_WORK TO COMPLETE_
Find every line in the records below that contains the word "Alan", and copy each such line.

_RECORDS TO USE_

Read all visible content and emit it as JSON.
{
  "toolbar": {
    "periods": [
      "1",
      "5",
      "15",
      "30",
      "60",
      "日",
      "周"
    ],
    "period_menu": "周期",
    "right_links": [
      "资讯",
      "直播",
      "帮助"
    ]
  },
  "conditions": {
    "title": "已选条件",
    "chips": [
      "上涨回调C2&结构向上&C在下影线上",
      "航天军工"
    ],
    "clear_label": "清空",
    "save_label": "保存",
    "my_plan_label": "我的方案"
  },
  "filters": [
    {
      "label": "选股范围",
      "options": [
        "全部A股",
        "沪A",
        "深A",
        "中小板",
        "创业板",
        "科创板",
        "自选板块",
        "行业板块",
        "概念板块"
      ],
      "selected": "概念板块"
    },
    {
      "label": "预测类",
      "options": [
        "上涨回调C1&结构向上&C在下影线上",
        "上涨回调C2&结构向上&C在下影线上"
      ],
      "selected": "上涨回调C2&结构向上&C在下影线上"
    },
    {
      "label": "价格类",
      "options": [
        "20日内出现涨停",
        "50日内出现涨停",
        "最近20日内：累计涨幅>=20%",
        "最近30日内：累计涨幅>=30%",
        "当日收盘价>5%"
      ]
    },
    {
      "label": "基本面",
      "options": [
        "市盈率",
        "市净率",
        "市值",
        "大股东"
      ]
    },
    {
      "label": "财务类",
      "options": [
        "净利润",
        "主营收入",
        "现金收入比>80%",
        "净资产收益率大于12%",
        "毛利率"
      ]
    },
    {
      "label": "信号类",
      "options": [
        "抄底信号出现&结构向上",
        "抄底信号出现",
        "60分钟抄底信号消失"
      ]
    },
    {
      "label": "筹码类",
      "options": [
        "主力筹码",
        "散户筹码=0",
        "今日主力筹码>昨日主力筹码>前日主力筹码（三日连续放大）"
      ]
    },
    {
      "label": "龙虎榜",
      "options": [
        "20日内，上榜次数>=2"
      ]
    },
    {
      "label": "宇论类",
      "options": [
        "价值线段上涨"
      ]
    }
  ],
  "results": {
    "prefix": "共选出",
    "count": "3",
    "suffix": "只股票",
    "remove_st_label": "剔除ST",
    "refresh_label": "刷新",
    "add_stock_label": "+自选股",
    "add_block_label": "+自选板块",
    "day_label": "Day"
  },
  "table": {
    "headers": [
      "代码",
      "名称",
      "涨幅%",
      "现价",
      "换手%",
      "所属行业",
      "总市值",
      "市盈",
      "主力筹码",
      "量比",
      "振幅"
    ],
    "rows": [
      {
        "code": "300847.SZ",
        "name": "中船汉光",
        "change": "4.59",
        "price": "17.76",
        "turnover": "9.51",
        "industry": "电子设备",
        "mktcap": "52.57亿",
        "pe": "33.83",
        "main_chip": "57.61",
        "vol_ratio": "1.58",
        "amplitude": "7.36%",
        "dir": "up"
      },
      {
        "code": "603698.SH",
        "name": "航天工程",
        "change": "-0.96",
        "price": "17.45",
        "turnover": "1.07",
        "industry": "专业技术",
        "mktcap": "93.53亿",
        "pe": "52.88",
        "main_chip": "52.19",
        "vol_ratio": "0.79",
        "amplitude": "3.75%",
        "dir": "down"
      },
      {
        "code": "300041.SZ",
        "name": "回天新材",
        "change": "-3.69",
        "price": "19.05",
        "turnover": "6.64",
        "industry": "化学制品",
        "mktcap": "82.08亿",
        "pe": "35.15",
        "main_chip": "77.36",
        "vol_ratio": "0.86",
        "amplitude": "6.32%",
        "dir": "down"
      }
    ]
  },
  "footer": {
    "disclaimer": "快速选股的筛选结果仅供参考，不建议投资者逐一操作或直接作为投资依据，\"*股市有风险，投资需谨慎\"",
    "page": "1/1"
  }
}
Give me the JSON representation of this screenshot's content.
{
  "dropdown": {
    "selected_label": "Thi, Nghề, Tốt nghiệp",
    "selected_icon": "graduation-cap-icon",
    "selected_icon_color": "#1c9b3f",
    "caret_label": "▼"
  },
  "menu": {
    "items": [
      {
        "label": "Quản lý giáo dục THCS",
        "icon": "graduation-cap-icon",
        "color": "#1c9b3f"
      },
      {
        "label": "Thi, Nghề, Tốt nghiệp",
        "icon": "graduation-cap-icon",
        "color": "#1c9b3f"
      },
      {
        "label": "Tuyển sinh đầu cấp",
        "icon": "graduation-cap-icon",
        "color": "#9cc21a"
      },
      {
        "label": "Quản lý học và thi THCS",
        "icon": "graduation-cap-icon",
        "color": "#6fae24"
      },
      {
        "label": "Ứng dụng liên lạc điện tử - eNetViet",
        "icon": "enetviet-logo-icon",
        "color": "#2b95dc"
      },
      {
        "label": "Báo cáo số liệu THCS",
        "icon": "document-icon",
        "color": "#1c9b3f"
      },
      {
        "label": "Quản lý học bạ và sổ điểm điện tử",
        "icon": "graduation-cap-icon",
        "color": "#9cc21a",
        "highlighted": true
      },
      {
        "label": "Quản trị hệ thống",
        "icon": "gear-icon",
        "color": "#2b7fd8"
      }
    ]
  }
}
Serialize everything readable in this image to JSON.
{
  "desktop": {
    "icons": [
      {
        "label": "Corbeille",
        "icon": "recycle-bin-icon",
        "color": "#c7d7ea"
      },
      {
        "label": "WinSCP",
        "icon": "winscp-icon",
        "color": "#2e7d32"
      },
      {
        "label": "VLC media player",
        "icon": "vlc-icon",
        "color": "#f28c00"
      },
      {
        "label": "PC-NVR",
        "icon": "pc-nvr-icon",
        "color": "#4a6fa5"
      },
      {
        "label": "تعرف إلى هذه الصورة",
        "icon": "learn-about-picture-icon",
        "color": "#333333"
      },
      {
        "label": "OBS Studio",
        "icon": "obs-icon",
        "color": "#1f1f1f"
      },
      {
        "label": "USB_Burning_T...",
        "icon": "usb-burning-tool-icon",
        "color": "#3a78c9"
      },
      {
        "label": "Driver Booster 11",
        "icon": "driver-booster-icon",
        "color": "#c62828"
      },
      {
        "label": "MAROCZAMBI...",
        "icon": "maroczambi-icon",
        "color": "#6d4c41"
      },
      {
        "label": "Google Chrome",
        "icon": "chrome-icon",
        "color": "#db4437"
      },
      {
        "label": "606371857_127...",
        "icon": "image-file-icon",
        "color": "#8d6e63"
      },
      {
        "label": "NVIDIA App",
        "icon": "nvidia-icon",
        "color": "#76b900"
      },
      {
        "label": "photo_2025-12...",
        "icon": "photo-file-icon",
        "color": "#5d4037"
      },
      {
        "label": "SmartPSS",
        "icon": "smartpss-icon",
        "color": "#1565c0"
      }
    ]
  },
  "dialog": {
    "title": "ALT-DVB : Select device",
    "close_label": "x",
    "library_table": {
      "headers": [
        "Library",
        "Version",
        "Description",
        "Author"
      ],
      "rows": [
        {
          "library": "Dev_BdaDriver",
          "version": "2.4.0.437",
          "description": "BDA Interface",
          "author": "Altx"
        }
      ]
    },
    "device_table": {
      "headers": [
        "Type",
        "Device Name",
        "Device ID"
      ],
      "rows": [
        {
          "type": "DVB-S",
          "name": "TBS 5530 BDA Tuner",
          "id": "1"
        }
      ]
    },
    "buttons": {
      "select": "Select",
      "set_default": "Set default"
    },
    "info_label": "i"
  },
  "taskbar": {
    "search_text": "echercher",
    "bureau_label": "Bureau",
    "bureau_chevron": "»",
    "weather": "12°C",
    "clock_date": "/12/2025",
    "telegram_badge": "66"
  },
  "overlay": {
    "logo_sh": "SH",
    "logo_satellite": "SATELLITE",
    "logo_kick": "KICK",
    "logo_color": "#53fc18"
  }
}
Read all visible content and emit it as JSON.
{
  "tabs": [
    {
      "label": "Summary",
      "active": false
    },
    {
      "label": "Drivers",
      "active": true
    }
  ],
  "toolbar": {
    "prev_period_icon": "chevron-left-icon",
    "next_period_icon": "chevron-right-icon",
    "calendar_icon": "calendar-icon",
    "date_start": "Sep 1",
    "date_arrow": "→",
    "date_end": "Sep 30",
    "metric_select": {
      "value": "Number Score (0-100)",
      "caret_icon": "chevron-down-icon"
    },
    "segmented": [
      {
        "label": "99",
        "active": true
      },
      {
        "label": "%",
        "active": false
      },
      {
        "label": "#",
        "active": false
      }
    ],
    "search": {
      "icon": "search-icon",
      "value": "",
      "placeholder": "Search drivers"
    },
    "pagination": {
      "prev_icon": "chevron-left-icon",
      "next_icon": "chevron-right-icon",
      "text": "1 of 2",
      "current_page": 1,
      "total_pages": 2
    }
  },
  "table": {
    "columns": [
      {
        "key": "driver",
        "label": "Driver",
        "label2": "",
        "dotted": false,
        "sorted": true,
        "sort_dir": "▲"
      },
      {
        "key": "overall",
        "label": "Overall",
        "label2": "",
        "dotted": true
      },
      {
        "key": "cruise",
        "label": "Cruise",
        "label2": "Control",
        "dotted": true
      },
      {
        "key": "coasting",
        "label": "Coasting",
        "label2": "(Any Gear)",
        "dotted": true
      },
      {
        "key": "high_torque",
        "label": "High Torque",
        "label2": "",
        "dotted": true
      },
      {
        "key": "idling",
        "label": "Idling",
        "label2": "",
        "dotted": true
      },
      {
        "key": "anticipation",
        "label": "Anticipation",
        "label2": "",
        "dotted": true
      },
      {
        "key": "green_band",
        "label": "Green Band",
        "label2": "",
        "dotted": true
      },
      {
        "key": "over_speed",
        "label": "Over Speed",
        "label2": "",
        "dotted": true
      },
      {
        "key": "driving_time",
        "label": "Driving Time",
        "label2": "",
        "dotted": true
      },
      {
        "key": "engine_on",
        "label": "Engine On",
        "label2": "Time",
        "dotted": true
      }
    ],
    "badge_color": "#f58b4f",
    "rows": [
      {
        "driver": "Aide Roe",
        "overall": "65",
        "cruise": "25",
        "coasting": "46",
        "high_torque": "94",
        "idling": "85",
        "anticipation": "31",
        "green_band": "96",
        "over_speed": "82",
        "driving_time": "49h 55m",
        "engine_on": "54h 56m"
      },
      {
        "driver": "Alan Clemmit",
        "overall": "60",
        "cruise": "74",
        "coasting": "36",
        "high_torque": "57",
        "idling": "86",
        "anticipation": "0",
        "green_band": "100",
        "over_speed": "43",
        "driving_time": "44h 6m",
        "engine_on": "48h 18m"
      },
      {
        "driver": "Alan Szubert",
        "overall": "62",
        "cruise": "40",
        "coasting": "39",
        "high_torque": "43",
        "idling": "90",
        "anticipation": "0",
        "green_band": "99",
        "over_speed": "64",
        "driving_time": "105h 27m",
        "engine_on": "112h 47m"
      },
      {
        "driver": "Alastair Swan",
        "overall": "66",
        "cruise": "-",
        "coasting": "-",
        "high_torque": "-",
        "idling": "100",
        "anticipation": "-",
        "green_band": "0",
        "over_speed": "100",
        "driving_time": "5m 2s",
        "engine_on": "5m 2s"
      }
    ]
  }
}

_REPLY_
        "driver": "Alan Clemmit",
        "driver": "Alan Szubert",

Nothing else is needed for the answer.